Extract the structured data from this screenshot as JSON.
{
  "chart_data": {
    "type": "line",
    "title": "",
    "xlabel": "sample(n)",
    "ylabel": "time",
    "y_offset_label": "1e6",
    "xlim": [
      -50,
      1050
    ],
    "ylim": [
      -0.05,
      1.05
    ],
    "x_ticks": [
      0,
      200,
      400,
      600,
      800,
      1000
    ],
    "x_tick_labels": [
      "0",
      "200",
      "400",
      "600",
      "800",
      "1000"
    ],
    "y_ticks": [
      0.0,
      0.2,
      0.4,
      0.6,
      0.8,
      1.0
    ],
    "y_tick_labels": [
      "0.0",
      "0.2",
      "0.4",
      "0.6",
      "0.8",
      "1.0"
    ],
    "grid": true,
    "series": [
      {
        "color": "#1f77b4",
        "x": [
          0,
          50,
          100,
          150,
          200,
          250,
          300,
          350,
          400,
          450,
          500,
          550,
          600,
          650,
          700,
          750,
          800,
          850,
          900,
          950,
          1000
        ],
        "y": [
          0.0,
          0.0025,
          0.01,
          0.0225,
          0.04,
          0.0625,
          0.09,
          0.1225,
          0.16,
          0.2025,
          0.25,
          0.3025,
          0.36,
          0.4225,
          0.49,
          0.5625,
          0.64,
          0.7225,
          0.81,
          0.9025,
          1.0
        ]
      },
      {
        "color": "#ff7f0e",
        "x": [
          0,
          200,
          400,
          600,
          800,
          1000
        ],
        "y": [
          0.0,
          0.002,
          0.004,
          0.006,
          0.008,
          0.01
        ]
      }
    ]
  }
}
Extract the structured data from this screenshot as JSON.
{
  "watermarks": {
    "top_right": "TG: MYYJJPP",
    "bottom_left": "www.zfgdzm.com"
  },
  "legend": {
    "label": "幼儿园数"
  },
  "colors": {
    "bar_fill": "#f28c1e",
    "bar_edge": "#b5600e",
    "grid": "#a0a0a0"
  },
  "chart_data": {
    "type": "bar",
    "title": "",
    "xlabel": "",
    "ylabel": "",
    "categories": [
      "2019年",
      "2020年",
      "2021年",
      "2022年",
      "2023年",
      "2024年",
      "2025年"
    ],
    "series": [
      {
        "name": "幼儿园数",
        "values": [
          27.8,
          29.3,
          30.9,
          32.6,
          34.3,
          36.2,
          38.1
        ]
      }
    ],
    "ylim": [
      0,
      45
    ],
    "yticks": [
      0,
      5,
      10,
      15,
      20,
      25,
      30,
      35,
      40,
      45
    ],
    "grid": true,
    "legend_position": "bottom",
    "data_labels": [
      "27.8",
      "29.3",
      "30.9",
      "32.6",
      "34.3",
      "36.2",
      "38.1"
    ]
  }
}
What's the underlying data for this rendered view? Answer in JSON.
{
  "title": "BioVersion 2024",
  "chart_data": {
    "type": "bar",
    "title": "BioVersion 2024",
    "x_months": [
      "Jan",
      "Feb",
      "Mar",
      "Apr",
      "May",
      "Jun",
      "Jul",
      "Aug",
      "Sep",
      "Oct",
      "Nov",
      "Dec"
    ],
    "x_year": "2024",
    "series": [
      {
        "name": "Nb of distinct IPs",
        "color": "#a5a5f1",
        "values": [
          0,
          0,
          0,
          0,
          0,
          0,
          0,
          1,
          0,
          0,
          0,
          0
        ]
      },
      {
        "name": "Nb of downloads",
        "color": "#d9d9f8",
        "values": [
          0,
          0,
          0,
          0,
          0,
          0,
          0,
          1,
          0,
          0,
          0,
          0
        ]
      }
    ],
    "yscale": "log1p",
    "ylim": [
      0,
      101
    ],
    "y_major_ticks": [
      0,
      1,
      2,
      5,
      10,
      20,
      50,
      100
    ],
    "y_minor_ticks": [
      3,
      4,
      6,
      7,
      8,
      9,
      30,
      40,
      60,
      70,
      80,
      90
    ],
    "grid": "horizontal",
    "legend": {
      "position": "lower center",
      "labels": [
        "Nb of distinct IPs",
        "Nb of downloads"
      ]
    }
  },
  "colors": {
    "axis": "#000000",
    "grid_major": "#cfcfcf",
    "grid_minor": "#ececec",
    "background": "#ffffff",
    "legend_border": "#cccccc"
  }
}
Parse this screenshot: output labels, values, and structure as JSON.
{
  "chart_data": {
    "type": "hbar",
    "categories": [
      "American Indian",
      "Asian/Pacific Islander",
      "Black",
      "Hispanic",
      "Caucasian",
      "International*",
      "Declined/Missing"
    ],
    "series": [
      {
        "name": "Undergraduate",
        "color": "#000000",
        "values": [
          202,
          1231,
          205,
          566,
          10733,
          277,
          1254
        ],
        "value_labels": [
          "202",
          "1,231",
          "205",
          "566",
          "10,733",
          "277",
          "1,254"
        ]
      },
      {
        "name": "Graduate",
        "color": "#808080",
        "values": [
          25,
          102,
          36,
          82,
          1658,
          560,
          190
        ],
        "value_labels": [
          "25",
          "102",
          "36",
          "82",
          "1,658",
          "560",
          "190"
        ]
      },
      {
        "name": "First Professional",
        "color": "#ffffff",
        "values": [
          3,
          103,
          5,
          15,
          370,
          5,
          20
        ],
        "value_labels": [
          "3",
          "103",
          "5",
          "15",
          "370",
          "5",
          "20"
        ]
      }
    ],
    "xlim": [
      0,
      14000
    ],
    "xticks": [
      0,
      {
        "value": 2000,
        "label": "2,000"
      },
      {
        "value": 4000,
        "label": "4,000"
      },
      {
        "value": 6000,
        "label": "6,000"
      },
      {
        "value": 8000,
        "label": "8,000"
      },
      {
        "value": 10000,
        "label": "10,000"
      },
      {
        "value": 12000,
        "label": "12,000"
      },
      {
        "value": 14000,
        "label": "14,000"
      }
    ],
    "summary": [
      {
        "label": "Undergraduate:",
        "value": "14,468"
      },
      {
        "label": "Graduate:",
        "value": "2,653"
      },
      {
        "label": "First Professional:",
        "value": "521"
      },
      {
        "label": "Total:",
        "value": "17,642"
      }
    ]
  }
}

++++++

Written request —
Every entry should be printed again exactly as it stands.

Task solution —
Extract the structured data from this screenshot as JSON.
{
  "chart_data": {
    "type": "line",
    "title": "",
    "xlabel": "sample(n)",
    "ylabel": "time",
    "y_offset_label": "1e6",
    "xlim": [
      -50,
      1050
    ],
    "ylim": [
      -0.05,
      1.05
    ],
    "x_ticks": [
      0,
      200,
      400,
      600,
      800,
      1000
    ],
    "x_tick_labels": [
      "0",
      "200",
      "400",
      "600",
      "800",
      "1000"
    ],
    "y_ticks": [
      0.0,
      0.2,
      0.4,
      0.6,
      0.8,
      1.0
    ],
    "y_tick_labels": [
      "0.0",
      "0.2",
      "0.4",
      "0.6",
      "0.8",
      "1.0"
    ],
    "grid": true,
    "series": [
      {
        "color": "#1f77b4",
        "x": [
          0,
          50,
          100,
          150,
          200,
          250,
          300,
          350,
          400,
          450,
          500,
          550,
          600,
          650,
          700,
          750,
          800,
          850,
          900,
          950,
          1000
        ],
        "y": [
          0.0,
          0.0025,
          0.01,
          0.0225,
          0.04,
          0.0625,
          0.09,
          0.1225,
          0.16,
          0.2025,
          0.25,
          0.3025,
          0.36,
          0.4225,
          0.49,
          0.5625,
          0.64,
          0.7225,
          0.81,
          0.9025,
          1.0
        ]
      },
      {
        "color": "#ff7f0e",
        "x": [
          0,
          200,
          400,
          600,
          800,
          1000
        ],
        "y": [
          0.0,
          0.002,
          0.004,
          0.006,
          0.008,
          0.01
        ]
      }
    ]
  }
}
Extract the structured data from this screenshot as JSON.
{
  "watermarks": {
    "top_right": "TG: MYYJJPP",
    "bottom_left": "www.zfgdzm.com"
  },
  "legend": {
    "label": "幼儿园数"
  },
  "colors": {
    "bar_fill": "#f28c1e",
    "bar_edge": "#b5600e",
    "grid": "#a0a0a0"
  },
  "chart_data": {
    "type": "bar",
    "title": "",
    "xlabel": "",
    "ylabel": "",
    "categories": [
      "2019年",
      "2020年",
      "2021年",
      "2022年",
      "2023年",
      "2024年",
      "2025年"
    ],
    "series": [
      {
        "name": "幼儿园数",
        "values": [
          27.8,
          29.3,
          30.9,
          32.6,
          34.3,
          36.2,
          38.1
        ]
      }
    ],
    "ylim": [
      0,
      45
    ],
    "yticks": [
      0,
      5,
      10,
      15,
      20,
      25,
      30,
      35,
      40,
      45
    ],
    "grid": true,
    "legend_position": "bottom",
    "data_labels": [
      "27.8",
      "29.3",
      "30.9",
      "32.6",
      "34.3",
      "36.2",
      "38.1"
    ]
  }
}
What's the underlying data for this rendered view? Answer in JSON.
{
  "title": "BioVersion 2024",
  "chart_data": {
    "type": "bar",
    "title": "BioVersion 2024",
    "x_months": [
      "Jan",
      "Feb",
      "Mar",
      "Apr",
      "May",
      "Jun",
      "Jul",
      "Aug",
      "Sep",
      "Oct",
      "Nov",
      "Dec"
    ],
    "x_year": "2024",
    "series": [
      {
        "name": "Nb of distinct IPs",
        "color": "#a5a5f1",
        "values": [
          0,
          0,
          0,
          0,
          0,
          0,
          0,
          1,
          0,
          0,
          0,
          0
        ]
      },
      {
        "name": "Nb of downloads",
        "color": "#d9d9f8",
        "values": [
          0,
          0,
          0,
          0,
          0,
          0,
          0,
          1,
          0,
          0,
          0,
          0
        ]
      }
    ],
    "yscale": "log1p",
    "ylim": [
      0,
      101
    ],
    "y_major_ticks": [
      0,
      1,
      2,
      5,
      10,
      20,
      50,
      100
    ],
    "y_minor_ticks": [
      3,
      4,
      6,
      7,
      8,
      9,
      30,
      40,
      60,
      70,
      80,
      90
    ],
    "grid": "horizontal",
    "legend": {
      "position": "lower center",
      "labels": [
        "Nb of distinct IPs",
        "Nb of downloads"
      ]
    }
  },
  "colors": {
    "axis": "#000000",
    "grid_major": "#cfcfcf",
    "grid_minor": "#ececec",
    "background": "#ffffff",
    "legend_border": "#cccccc"
  }
}
Parse this screenshot: output labels, values, and structure as JSON.
{
  "chart_data": {
    "type": "hbar",
    "categories": [
      "American Indian",
      "Asian/Pacific Islander",
      "Black",
      "Hispanic",
      "Caucasian",
      "International*",
      "Declined/Missing"
    ],
    "series": [
      {
        "name": "Undergraduate",
        "color": "#000000",
        "values": [
          202,
          1231,
          205,
          566,
          10733,
          277,
          1254
        ],
        "value_labels": [
          "202",
          "1,231",
          "205",
          "566",
          "10,733",
          "277",
          "1,254"
        ]
      },
      {
        "name": "Graduate",
        "color": "#808080",
        "values": [
          25,
          102,
          36,
          82,
          1658,
          560,
          190
        ],
        "value_labels": [
          "25",
          "102",
          "36",
          "82",
          "1,658",
          "560",
          "190"
        ]
      },
      {
        "name": "First Professional",
        "color": "#ffffff",
        "values": [
          3,
          103,
          5,
          15,
          370,
          5,
          20
        ],
        "value_labels": [
          "3",
          "103",
          "5",
          "15",
          "370",
          "5",
          "20"
        ]
      }
    ],
    "xlim": [
      0,
      14000
    ],
    "xticks": [
      0,
      {
        "value": 2000,
        "label": "2,000"
      },
      {
        "value": 4000,
        "label": "4,000"
      },
      {
        "value": 6000,
        "label": "6,000"
      },
      {
        "value": 8000,
        "label": "8,000"
      },
      {
        "value": 10000,
        "label": "10,000"
      },
      {
        "value": 12000,
        "label": "12,000"
      },
      {
        "value": 14000,
        "label": "14,000"
      }
    ],
    "summary": [
      {
        "label": "Undergraduate:",
        "value": "14,468"
      },
      {
        "label": "Graduate:",
        "value": "2,653"
      },
      {
        "label": "First Professional:",
        "value": "521"
      },
      {
        "label": "Total:",
        "value": "17,642"
      }
    ]
  }
}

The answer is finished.